╭─ Data for this exercise
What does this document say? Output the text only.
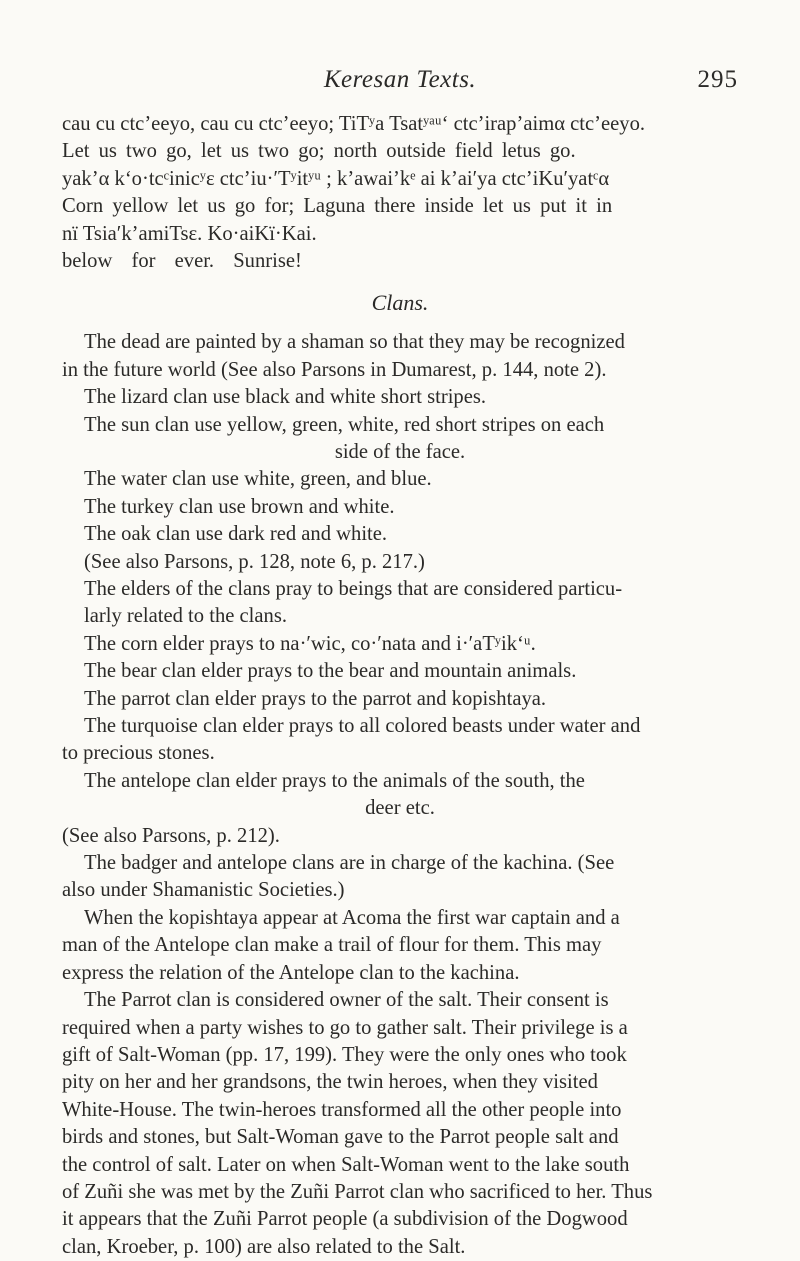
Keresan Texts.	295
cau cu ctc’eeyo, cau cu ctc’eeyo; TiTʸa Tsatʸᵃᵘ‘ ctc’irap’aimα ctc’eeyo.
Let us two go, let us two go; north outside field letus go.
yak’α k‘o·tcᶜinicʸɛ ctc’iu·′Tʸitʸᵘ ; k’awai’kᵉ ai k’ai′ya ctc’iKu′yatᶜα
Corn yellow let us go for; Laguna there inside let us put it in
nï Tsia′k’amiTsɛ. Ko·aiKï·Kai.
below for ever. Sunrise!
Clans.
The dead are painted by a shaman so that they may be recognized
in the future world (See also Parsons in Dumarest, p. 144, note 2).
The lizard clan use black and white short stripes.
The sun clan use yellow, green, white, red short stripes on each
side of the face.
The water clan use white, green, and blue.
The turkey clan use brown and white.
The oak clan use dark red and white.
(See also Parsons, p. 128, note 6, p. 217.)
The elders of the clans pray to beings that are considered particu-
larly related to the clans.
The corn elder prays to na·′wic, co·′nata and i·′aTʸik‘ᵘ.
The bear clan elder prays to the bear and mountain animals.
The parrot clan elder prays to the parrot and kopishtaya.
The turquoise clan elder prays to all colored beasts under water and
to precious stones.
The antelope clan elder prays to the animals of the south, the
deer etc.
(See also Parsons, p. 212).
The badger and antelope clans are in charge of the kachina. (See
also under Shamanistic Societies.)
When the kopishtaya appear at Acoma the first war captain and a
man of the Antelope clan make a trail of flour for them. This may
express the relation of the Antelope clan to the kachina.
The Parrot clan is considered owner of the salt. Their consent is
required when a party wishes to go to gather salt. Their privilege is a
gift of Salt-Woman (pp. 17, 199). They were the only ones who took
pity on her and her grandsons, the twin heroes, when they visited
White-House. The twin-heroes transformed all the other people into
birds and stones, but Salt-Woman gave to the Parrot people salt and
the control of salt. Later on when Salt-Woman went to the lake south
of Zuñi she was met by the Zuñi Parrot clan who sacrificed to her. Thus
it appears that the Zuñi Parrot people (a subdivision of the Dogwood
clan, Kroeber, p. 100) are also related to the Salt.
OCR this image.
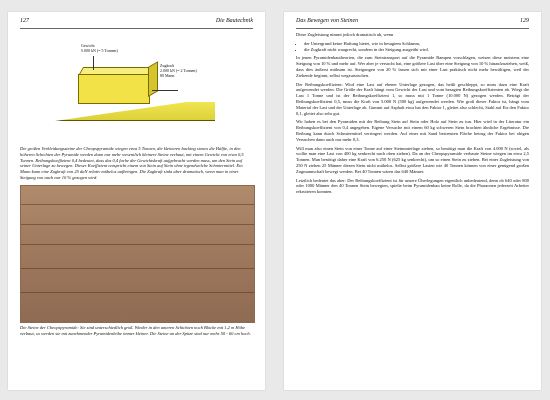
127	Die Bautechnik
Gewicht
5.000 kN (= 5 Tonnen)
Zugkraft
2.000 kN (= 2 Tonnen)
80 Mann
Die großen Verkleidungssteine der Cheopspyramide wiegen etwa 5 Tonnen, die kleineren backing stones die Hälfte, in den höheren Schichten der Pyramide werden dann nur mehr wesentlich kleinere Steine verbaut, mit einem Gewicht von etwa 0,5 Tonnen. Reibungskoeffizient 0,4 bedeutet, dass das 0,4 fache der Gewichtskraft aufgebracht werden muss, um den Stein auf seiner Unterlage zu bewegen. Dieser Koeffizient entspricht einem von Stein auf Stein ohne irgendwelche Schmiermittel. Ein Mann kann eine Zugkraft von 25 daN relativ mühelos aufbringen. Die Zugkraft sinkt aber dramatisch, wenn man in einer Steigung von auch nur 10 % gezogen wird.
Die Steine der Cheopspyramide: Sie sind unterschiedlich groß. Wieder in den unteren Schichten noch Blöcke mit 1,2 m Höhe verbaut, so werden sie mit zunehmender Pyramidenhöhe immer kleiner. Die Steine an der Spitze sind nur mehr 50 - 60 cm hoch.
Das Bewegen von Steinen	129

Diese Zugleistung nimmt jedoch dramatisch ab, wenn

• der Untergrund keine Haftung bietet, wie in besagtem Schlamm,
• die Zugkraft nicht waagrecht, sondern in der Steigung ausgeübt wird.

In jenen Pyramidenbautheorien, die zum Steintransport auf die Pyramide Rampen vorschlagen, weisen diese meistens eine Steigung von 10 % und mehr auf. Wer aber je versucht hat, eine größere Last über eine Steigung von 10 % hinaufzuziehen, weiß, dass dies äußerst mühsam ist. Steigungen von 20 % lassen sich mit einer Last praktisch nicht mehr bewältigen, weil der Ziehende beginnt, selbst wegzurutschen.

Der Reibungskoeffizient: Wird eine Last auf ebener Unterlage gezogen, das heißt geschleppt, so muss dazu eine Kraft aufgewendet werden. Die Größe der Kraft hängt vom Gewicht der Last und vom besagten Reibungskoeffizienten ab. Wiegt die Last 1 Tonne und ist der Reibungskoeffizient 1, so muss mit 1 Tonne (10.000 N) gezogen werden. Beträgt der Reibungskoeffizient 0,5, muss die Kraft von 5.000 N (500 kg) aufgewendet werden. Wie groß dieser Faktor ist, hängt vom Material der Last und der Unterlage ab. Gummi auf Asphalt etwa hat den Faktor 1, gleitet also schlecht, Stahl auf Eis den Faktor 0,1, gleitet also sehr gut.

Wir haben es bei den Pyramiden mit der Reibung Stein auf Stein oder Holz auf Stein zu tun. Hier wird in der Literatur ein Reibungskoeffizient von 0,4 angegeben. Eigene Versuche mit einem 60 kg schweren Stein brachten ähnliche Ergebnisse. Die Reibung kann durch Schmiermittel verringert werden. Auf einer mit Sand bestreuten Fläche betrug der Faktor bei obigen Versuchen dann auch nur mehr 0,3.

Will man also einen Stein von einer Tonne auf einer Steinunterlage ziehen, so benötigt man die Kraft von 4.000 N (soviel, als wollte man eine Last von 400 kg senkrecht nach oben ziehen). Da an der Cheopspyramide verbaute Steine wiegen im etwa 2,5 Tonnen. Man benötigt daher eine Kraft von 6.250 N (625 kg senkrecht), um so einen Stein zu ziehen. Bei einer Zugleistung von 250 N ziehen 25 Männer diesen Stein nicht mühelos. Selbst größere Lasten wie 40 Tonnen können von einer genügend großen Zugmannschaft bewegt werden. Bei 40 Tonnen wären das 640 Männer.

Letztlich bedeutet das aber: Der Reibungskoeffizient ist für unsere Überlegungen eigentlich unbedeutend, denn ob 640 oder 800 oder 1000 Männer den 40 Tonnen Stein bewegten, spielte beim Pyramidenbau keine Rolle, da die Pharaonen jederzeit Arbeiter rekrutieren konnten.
╰─
**What you are asked to do:**
Filter the records, keeping only lines that contain "Their", and show those lines.

**Solved exercise:**
The Parrot clan is considered owner of the salt. Their consent is
required when a party wishes to go to gather salt. Their privilege is a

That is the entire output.